##### Data for this exercise #####

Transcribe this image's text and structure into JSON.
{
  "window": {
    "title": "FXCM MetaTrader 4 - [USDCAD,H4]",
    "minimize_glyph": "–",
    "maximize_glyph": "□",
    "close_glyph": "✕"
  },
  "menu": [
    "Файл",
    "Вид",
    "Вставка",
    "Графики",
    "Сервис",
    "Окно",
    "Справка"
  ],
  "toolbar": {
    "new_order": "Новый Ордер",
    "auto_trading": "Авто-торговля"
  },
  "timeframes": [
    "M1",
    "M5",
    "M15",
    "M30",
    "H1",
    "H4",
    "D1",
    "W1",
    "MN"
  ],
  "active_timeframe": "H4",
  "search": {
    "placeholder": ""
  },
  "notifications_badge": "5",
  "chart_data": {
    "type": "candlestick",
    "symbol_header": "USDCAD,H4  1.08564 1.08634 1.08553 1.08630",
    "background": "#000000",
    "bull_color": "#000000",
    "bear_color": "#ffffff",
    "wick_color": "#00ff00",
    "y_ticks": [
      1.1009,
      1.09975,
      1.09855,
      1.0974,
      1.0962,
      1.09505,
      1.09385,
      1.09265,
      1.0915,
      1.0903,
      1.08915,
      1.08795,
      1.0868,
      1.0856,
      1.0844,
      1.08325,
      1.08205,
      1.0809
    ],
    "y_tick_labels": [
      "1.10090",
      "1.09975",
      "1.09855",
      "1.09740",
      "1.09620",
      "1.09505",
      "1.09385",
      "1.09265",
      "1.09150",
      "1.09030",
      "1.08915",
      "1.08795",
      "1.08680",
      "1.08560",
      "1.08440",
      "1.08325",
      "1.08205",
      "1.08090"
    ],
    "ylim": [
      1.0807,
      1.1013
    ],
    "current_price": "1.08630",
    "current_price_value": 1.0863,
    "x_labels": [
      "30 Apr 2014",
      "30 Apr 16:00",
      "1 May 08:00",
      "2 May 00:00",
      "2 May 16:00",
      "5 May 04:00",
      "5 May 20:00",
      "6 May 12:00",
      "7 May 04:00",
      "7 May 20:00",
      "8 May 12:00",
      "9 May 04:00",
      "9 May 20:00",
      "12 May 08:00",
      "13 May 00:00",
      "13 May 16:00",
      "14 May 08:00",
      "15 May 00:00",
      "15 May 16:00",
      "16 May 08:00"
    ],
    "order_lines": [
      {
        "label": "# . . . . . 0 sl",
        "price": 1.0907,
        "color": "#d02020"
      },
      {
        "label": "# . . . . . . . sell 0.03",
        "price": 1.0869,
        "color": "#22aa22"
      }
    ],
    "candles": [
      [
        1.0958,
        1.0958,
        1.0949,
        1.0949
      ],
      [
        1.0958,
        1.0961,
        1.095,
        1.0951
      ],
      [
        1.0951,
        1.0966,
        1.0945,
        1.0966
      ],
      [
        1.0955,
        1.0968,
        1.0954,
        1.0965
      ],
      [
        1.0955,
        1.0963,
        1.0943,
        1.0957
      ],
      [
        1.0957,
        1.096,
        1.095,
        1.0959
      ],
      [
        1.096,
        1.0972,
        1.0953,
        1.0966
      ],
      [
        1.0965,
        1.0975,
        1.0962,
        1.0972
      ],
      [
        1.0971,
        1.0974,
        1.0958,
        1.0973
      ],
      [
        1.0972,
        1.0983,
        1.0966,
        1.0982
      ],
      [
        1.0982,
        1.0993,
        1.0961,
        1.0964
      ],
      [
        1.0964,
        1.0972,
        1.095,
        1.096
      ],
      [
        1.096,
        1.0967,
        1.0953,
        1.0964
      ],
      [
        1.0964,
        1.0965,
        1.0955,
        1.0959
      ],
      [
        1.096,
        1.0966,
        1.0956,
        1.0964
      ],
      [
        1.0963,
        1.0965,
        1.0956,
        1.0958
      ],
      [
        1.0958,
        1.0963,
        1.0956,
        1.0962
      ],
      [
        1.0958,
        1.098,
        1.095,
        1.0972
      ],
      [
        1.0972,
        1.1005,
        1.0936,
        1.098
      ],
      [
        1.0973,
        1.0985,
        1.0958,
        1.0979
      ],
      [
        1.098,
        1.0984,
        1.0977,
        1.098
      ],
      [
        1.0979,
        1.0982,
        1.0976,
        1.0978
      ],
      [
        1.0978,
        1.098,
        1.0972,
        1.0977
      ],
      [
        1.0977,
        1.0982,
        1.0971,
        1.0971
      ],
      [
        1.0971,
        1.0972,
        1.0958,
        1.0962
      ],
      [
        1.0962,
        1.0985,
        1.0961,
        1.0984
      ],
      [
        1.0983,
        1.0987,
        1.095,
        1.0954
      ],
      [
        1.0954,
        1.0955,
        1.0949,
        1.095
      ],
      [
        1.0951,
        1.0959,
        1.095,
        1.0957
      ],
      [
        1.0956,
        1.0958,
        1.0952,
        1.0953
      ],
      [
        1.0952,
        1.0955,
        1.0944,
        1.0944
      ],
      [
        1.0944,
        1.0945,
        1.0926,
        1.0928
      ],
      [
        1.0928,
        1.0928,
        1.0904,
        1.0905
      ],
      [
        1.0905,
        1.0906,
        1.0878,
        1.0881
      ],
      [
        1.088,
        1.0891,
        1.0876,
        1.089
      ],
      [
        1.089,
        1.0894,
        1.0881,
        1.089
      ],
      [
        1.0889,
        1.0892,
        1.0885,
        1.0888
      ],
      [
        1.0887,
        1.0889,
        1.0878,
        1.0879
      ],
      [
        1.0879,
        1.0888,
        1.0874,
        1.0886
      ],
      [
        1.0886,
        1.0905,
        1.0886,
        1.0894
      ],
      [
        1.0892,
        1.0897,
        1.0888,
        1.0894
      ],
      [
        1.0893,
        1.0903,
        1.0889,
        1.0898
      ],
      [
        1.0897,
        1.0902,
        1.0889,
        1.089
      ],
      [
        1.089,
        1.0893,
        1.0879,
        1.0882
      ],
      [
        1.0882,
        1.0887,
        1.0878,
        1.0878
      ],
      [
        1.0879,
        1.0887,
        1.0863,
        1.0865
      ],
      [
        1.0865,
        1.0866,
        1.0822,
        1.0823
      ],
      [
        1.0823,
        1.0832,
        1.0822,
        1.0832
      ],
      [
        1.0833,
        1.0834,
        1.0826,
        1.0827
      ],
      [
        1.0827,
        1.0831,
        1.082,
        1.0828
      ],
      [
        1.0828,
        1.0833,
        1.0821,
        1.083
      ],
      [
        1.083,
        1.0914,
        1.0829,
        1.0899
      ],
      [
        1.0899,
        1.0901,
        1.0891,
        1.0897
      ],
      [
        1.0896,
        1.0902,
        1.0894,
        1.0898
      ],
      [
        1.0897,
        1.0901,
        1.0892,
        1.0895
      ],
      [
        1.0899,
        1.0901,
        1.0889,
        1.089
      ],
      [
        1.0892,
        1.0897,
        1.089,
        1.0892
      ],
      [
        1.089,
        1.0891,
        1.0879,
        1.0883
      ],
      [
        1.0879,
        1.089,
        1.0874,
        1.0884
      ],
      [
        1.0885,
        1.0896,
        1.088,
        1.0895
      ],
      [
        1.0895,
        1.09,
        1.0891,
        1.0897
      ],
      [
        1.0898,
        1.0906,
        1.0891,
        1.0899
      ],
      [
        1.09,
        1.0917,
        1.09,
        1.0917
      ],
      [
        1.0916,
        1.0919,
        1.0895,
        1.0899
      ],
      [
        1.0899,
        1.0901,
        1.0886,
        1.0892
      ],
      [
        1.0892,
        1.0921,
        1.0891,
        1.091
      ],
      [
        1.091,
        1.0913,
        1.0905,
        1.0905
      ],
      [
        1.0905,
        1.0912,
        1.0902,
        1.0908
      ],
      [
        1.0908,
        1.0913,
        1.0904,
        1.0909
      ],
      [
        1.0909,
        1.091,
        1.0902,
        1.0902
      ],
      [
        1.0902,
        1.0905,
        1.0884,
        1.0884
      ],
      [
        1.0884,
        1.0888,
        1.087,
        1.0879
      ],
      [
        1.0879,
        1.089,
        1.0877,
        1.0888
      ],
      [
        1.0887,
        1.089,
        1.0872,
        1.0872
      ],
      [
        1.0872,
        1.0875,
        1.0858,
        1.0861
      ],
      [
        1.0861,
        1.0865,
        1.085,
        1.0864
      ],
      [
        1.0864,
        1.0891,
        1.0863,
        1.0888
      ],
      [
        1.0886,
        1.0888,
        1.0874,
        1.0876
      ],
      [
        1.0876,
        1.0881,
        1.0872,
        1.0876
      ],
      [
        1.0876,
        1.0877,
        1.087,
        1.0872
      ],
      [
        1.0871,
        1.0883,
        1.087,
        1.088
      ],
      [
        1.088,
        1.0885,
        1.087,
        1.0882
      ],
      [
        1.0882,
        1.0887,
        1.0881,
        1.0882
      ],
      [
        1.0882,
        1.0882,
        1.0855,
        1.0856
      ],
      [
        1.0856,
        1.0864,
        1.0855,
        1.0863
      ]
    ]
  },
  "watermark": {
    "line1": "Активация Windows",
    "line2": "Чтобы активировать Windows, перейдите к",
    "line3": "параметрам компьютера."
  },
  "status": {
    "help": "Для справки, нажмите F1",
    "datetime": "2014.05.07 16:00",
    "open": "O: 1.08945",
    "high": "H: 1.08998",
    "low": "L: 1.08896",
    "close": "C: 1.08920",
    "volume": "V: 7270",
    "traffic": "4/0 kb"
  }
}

#####

> [Aim]
Give the count of lines in the listing above that include "USDCAD", with no other words.

> [Correct answer]
2